* begin Extracted information *

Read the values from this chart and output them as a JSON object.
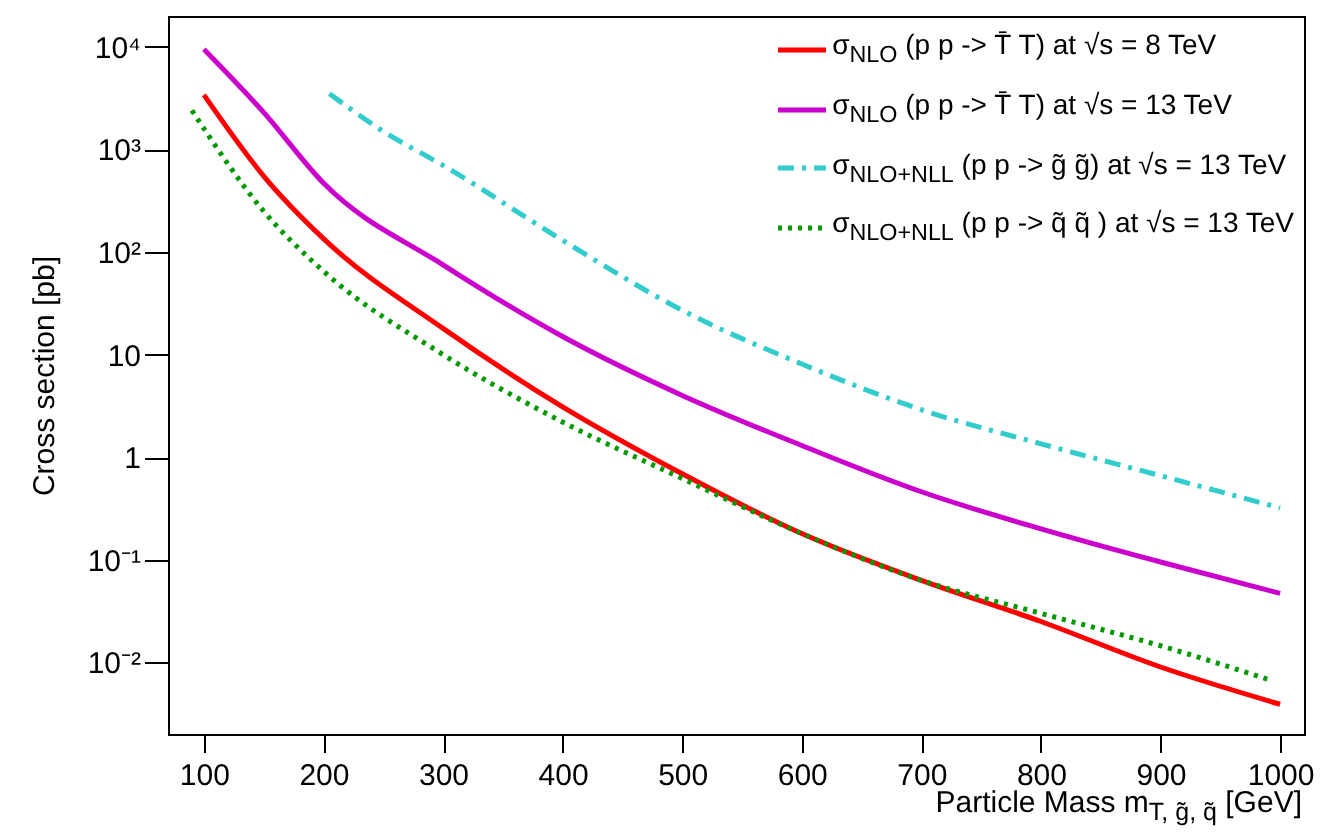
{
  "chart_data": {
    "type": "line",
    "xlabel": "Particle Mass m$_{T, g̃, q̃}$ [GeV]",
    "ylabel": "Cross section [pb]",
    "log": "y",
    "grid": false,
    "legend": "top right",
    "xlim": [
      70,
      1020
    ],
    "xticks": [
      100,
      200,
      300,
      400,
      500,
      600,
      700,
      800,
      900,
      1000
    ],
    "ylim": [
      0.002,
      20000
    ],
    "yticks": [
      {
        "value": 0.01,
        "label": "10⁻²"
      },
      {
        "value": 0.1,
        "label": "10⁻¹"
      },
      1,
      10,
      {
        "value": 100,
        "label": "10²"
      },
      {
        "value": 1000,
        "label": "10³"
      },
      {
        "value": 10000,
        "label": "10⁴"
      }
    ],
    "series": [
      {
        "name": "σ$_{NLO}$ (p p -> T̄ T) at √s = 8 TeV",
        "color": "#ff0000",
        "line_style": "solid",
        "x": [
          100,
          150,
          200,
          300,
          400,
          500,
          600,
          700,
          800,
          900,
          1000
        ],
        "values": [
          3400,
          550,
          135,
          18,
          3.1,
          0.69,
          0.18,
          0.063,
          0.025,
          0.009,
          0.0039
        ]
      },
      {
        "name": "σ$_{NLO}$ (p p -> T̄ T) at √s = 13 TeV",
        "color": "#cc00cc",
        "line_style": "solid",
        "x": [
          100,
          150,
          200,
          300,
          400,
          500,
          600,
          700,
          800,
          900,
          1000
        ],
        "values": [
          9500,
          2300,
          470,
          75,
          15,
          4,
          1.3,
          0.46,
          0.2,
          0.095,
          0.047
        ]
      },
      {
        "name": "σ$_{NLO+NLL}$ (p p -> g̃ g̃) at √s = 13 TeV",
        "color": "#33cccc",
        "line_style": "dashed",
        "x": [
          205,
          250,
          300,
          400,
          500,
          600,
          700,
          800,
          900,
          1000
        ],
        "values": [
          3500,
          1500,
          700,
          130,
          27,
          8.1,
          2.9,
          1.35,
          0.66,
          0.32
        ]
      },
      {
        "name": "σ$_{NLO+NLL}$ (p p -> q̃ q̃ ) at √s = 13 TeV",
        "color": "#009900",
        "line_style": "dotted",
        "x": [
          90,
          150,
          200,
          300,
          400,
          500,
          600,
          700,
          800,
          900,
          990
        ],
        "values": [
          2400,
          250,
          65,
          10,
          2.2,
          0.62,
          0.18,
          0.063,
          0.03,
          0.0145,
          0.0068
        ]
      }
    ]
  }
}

* end Extracted information *
* begin Extracted information *

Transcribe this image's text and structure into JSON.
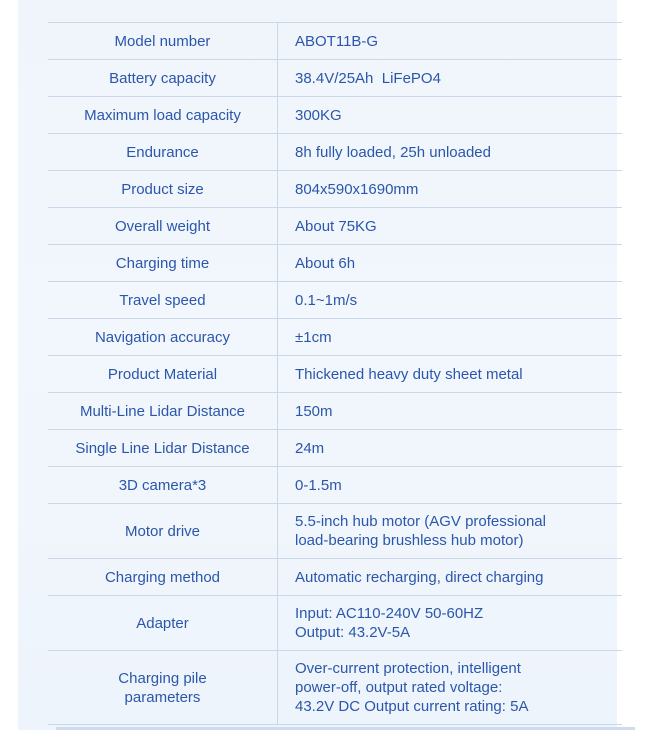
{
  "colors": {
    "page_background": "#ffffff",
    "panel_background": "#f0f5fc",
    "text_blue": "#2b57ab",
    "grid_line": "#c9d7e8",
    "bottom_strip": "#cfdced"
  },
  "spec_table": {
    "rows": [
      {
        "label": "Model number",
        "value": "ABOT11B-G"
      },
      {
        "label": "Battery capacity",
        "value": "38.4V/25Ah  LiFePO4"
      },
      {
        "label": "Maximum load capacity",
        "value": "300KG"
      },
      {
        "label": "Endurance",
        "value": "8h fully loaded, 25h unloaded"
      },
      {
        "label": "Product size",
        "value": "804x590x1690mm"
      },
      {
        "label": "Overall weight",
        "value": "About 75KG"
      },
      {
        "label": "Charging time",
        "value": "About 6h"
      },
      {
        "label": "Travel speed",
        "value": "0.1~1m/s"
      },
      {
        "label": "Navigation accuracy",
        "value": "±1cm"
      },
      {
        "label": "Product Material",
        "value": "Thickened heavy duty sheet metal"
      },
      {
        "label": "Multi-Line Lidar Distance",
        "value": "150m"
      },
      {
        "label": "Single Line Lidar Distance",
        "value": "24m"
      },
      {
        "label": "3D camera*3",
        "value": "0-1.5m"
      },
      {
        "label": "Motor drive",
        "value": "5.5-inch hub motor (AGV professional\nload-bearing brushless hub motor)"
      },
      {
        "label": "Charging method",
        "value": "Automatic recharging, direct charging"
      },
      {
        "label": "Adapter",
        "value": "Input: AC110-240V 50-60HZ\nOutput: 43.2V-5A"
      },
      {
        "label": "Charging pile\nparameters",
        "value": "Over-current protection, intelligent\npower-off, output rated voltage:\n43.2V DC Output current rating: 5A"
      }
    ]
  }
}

* end Extracted information *
* begin Extracted information *

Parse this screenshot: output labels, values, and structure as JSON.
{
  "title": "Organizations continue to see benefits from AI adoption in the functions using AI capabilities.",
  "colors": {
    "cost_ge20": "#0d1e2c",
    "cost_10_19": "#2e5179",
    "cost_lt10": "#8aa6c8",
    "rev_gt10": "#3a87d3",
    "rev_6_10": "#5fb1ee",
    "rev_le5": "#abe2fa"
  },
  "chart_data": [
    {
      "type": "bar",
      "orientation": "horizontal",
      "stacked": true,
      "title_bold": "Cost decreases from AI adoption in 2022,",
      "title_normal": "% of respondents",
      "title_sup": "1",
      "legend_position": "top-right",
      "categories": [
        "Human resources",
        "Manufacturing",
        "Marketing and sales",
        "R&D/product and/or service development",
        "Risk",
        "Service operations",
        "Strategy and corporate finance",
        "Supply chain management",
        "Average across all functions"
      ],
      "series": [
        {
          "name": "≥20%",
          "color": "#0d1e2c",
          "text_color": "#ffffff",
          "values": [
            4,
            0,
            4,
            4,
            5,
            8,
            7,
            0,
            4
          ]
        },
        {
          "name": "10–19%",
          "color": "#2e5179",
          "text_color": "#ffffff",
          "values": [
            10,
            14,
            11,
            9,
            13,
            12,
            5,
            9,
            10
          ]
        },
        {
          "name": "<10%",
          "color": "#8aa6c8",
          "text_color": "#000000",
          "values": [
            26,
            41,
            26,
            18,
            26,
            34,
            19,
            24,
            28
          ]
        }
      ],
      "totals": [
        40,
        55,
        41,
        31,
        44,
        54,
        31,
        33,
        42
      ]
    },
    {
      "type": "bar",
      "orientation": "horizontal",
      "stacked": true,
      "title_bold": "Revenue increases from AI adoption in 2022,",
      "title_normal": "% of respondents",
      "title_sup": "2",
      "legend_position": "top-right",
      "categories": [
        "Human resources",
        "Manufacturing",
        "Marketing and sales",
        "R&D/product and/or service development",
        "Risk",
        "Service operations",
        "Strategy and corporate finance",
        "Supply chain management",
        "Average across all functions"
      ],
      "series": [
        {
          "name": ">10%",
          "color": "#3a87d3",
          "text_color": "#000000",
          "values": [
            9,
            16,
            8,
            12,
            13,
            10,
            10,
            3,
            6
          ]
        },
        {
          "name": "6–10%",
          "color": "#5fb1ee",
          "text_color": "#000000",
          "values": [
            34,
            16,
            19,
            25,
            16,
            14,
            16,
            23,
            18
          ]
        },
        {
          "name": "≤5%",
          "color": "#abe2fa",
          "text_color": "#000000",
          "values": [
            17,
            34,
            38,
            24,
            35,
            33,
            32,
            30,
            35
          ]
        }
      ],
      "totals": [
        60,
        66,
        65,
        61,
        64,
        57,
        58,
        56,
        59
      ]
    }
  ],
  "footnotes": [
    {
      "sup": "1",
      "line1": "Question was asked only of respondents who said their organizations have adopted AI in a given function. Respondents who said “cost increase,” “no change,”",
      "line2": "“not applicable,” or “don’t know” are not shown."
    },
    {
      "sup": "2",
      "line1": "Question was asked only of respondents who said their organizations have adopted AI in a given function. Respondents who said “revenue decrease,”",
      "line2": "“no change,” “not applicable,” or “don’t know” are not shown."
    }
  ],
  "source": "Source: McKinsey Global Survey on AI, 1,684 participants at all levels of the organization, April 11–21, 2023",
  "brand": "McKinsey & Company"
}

* end Extracted information *

*Aim of the exercise:* Find the lines above that contain the word "Lidar" and collect them.

*The result:*
        "label": "Multi-Line Lidar Distance",
        "label": "Single Line Lidar Distance",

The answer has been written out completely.